TASK INSTRUCTIONS: Work through the entries below and report how many lines include "xxxxxxx". The number alone is the answer.

RECORD SET:

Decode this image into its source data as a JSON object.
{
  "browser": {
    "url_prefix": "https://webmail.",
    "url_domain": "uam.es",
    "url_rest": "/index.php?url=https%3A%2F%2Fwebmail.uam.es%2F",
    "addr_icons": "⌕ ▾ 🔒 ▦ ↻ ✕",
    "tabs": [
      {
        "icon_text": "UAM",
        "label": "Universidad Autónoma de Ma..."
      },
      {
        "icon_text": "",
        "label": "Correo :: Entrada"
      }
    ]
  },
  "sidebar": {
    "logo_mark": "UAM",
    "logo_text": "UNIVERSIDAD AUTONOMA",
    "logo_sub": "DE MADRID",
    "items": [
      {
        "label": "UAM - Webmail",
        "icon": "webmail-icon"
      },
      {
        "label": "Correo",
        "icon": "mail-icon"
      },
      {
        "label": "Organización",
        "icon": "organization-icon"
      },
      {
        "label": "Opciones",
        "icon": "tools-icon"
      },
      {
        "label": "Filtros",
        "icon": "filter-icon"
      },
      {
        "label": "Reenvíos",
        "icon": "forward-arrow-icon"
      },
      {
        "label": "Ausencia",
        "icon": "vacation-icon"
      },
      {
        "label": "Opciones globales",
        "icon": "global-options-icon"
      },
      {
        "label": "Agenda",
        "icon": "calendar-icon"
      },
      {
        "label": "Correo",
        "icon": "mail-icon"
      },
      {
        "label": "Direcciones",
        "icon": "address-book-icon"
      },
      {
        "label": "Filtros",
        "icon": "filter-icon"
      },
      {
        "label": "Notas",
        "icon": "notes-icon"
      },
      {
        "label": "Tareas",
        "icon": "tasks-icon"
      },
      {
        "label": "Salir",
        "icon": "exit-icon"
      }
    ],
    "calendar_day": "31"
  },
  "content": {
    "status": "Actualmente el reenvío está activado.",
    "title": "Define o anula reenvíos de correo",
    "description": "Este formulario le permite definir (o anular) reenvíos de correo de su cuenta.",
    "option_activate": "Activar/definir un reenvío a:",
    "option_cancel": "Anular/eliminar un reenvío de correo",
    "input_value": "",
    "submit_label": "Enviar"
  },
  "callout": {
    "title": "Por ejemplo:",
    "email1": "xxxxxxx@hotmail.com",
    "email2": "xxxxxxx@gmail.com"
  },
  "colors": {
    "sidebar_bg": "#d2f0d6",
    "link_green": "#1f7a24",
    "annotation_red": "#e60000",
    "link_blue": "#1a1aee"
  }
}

COMPLETE RESPONSE: 2